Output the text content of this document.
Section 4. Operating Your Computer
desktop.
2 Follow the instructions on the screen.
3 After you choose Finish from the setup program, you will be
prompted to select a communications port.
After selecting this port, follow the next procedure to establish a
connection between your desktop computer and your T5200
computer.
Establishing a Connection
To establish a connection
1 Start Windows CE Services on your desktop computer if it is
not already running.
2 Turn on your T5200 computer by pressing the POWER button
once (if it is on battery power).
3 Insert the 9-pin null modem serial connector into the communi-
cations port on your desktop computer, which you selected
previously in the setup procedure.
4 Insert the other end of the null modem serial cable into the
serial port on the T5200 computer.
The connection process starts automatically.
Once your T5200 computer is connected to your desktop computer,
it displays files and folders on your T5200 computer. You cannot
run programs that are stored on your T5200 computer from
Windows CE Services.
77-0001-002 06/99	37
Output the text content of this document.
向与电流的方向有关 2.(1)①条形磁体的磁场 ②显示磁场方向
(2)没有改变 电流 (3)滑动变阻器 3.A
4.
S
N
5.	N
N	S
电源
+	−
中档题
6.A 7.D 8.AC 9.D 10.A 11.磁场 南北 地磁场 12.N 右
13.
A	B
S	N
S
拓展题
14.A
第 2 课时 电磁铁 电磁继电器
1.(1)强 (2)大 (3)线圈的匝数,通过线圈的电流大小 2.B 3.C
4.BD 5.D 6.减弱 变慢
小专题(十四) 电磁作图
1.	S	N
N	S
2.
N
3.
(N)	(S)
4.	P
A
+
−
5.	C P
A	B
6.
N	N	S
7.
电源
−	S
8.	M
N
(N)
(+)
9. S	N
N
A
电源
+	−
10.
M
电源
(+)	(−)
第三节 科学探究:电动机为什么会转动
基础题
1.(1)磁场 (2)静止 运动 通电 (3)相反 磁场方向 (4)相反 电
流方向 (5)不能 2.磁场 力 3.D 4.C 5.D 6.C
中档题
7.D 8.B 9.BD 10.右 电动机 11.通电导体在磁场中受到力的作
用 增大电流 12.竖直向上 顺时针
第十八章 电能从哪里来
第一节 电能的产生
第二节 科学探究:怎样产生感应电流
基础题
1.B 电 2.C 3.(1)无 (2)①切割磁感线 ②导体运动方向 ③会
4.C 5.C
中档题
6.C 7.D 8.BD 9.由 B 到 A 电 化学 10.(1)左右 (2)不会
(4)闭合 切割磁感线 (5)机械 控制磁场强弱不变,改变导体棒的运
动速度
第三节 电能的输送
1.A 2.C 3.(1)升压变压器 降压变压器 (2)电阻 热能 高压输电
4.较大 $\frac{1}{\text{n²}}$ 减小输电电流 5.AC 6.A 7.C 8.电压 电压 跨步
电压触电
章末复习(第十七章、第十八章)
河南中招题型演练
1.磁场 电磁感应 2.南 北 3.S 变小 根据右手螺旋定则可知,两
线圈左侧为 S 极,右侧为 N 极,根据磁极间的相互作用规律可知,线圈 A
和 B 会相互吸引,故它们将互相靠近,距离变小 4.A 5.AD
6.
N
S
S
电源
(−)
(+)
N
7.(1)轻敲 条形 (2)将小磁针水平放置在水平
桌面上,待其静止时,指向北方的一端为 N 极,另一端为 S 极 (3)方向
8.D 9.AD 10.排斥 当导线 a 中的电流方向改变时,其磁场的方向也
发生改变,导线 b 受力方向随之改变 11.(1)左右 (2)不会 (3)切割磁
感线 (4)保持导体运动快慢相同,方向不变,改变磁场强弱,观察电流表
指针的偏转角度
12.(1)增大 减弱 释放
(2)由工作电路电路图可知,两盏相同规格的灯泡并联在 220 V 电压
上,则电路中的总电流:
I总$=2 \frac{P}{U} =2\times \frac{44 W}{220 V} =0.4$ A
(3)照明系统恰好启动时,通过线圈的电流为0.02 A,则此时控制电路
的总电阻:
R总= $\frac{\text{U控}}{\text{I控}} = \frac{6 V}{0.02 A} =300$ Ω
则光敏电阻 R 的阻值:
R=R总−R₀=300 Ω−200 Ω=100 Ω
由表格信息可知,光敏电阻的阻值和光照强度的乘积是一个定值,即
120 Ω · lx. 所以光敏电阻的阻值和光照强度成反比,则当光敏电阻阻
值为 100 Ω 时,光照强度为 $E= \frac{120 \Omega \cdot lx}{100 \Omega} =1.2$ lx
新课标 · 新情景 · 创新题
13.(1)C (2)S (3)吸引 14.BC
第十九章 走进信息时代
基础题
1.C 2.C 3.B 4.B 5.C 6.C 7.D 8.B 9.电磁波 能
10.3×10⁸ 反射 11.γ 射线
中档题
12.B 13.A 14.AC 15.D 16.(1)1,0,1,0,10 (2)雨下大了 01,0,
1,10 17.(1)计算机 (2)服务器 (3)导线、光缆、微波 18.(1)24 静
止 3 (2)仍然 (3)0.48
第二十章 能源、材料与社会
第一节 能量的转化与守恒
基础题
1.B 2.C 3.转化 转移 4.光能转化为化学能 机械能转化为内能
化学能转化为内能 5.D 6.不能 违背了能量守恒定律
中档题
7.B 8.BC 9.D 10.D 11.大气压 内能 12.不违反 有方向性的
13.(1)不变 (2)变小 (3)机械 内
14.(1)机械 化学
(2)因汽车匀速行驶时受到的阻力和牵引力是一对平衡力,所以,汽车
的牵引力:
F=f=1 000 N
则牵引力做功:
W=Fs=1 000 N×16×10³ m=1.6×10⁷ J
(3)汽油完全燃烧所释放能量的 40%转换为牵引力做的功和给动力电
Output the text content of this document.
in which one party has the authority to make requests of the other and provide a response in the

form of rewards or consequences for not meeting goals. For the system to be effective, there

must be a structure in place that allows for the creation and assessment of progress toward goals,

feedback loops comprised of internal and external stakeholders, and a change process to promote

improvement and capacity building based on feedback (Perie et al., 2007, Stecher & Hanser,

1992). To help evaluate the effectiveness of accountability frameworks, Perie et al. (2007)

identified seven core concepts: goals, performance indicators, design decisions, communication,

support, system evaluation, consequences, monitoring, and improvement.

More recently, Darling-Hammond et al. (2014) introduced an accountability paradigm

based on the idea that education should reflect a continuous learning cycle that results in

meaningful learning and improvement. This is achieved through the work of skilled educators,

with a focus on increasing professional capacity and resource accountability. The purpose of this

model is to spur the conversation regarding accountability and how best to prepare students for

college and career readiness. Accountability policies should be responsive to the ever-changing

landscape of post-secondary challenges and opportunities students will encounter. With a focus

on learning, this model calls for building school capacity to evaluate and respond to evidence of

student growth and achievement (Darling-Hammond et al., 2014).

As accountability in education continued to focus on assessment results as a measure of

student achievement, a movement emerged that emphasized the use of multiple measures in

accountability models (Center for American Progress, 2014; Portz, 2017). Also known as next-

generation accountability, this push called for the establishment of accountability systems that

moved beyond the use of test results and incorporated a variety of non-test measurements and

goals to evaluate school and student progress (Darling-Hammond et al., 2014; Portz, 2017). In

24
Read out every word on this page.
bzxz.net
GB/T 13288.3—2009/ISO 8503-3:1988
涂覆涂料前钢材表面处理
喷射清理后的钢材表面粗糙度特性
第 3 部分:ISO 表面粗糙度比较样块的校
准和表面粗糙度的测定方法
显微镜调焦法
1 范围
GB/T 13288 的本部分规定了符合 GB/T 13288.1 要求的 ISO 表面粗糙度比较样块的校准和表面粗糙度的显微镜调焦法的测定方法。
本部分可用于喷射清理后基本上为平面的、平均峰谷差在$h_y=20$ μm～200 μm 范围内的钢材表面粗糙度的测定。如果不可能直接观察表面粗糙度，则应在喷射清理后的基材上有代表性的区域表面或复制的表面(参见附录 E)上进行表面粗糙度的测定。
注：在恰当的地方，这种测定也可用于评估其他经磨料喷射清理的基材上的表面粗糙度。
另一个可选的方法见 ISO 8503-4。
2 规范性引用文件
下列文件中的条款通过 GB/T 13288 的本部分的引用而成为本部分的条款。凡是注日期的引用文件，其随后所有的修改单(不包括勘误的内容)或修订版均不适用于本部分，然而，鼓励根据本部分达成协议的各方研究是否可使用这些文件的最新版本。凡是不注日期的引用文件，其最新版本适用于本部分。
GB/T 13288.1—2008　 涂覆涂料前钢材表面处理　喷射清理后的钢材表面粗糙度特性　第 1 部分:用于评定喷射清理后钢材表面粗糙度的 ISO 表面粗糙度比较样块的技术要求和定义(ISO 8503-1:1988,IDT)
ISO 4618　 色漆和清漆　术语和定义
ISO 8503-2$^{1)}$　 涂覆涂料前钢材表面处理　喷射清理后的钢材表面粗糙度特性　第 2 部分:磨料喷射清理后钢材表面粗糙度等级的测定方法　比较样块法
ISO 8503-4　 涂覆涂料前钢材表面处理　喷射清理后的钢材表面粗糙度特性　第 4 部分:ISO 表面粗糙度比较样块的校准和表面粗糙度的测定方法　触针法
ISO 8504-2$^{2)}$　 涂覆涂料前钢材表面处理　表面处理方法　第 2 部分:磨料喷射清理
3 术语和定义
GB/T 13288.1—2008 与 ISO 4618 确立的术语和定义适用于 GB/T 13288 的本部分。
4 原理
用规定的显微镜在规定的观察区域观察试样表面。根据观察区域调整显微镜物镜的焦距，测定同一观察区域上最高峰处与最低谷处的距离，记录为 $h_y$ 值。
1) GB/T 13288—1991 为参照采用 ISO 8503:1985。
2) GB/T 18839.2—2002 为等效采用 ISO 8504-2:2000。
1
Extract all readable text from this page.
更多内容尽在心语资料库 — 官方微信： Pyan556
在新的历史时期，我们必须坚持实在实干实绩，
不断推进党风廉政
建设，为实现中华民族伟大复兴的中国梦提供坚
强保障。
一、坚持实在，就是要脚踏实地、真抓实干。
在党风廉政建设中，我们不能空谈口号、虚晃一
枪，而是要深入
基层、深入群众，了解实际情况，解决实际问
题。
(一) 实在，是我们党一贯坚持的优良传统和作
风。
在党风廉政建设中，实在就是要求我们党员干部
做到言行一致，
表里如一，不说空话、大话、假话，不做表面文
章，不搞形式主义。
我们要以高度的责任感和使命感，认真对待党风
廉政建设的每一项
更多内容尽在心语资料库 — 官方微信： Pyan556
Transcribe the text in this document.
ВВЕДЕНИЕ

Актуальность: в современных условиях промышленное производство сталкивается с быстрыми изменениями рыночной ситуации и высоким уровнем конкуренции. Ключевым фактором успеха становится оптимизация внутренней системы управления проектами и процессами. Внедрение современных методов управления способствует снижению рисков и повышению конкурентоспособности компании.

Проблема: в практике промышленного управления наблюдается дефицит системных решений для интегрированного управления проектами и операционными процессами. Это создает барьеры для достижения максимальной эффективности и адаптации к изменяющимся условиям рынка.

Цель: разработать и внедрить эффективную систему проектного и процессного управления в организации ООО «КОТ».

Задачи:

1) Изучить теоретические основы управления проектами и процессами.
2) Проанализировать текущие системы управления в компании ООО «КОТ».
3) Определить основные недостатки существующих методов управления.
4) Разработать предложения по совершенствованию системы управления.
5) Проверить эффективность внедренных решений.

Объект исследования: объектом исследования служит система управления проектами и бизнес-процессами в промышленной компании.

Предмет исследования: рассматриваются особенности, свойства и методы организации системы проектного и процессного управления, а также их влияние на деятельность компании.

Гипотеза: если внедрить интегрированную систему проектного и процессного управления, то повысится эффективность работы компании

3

> _Aim of the task_:
What is the number of lines in this listing that contain the word "проектами"? Answer with that number and nothing else.

> _Exercise solution_:
4